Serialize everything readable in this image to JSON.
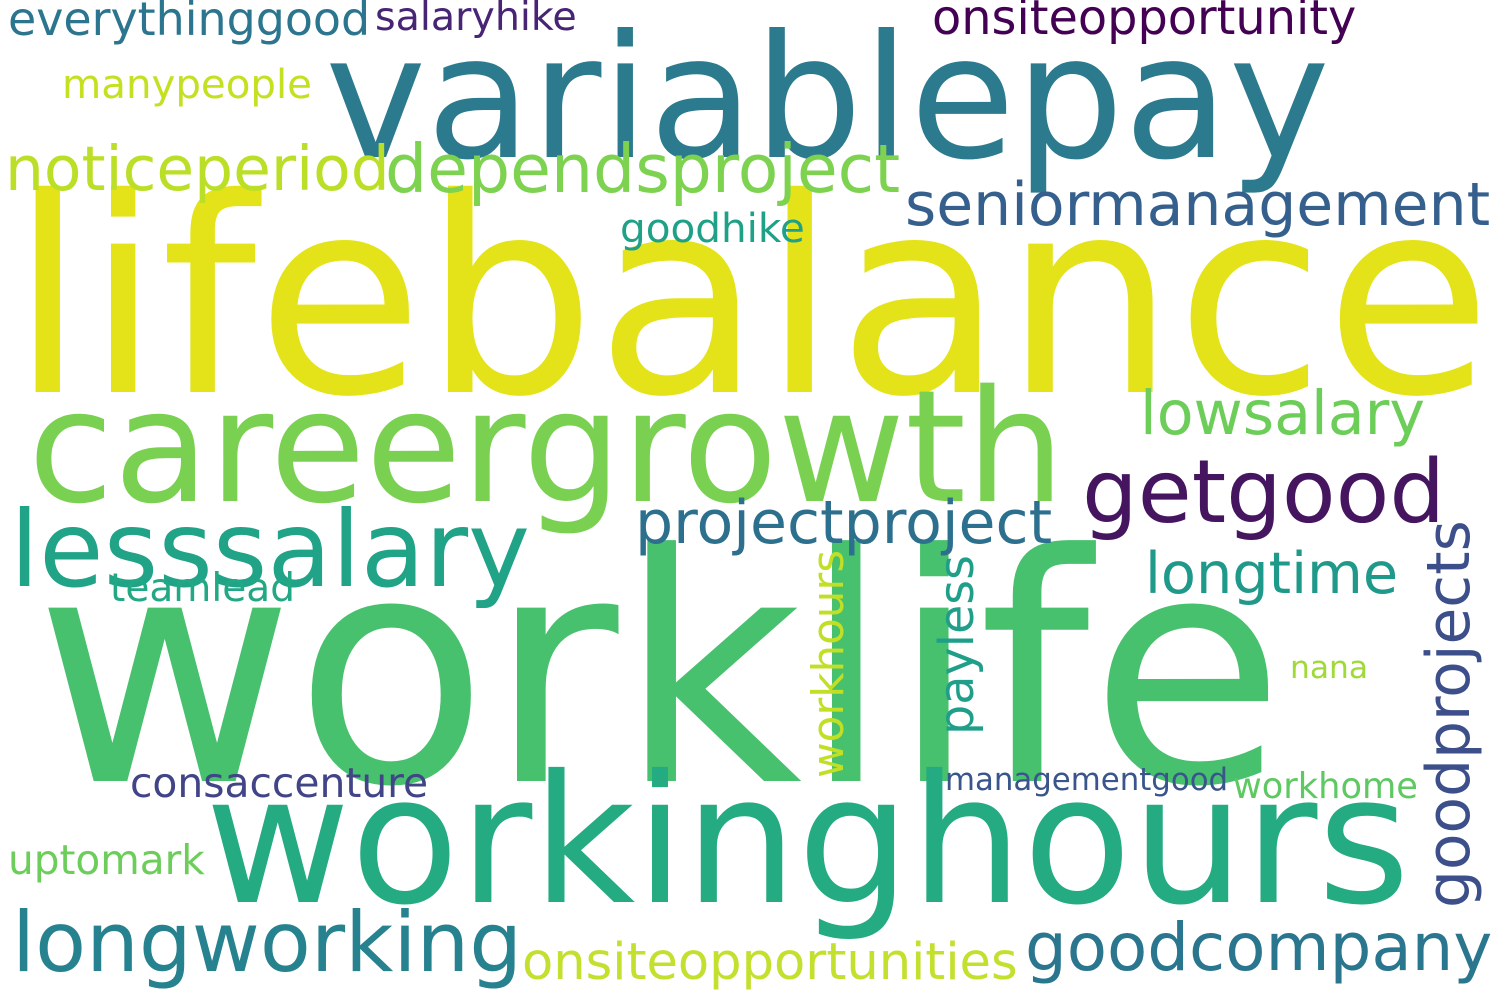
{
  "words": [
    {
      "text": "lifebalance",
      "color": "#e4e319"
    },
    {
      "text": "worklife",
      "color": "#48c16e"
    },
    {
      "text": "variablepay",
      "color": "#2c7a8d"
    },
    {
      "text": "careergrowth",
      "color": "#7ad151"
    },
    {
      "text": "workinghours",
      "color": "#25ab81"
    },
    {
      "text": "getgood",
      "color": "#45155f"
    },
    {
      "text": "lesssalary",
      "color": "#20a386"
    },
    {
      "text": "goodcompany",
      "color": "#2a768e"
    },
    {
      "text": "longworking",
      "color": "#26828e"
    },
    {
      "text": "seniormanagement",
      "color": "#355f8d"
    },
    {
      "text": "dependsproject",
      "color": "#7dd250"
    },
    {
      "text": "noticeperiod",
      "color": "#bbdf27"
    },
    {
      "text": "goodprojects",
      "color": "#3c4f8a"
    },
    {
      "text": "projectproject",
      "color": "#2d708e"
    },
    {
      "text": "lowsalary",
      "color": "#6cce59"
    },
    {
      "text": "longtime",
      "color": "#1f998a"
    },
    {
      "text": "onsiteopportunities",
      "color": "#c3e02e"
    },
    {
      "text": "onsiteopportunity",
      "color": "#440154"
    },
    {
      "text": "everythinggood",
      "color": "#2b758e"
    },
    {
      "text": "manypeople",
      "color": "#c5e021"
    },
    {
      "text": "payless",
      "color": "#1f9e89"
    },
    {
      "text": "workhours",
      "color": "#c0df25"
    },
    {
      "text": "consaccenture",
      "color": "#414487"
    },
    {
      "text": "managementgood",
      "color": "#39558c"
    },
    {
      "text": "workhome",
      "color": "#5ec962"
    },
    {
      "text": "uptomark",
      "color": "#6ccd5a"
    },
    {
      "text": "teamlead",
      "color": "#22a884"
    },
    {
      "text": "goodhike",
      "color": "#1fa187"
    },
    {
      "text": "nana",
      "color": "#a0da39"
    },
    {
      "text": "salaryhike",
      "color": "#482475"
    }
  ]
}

■ **To do**:
Retype the whole listing, keeping every line identical and omitting all pictures.

■ **Task result**:
Serialize everything readable in this image to JSON.
{
  "words": [
    {
      "text": "lifebalance",
      "color": "#e4e319"
    },
    {
      "text": "worklife",
      "color": "#48c16e"
    },
    {
      "text": "variablepay",
      "color": "#2c7a8d"
    },
    {
      "text": "careergrowth",
      "color": "#7ad151"
    },
    {
      "text": "workinghours",
      "color": "#25ab81"
    },
    {
      "text": "getgood",
      "color": "#45155f"
    },
    {
      "text": "lesssalary",
      "color": "#20a386"
    },
    {
      "text": "goodcompany",
      "color": "#2a768e"
    },
    {
      "text": "longworking",
      "color": "#26828e"
    },
    {
      "text": "seniormanagement",
      "color": "#355f8d"
    },
    {
      "text": "dependsproject",
      "color": "#7dd250"
    },
    {
      "text": "noticeperiod",
      "color": "#bbdf27"
    },
    {
      "text": "goodprojects",
      "color": "#3c4f8a"
    },
    {
      "text": "projectproject",
      "color": "#2d708e"
    },
    {
      "text": "lowsalary",
      "color": "#6cce59"
    },
    {
      "text": "longtime",
      "color": "#1f998a"
    },
    {
      "text": "onsiteopportunities",
      "color": "#c3e02e"
    },
    {
      "text": "onsiteopportunity",
      "color": "#440154"
    },
    {
      "text": "everythinggood",
      "color": "#2b758e"
    },
    {
      "text": "manypeople",
      "color": "#c5e021"
    },
    {
      "text": "payless",
      "color": "#1f9e89"
    },
    {
      "text": "workhours",
      "color": "#c0df25"
    },
    {
      "text": "consaccenture",
      "color": "#414487"
    },
    {
      "text": "managementgood",
      "color": "#39558c"
    },
    {
      "text": "workhome",
      "color": "#5ec962"
    },
    {
      "text": "uptomark",
      "color": "#6ccd5a"
    },
    {
      "text": "teamlead",
      "color": "#22a884"
    },
    {
      "text": "goodhike",
      "color": "#1fa187"
    },
    {
      "text": "nana",
      "color": "#a0da39"
    },
    {
      "text": "salaryhike",
      "color": "#482475"
    }
  ]
}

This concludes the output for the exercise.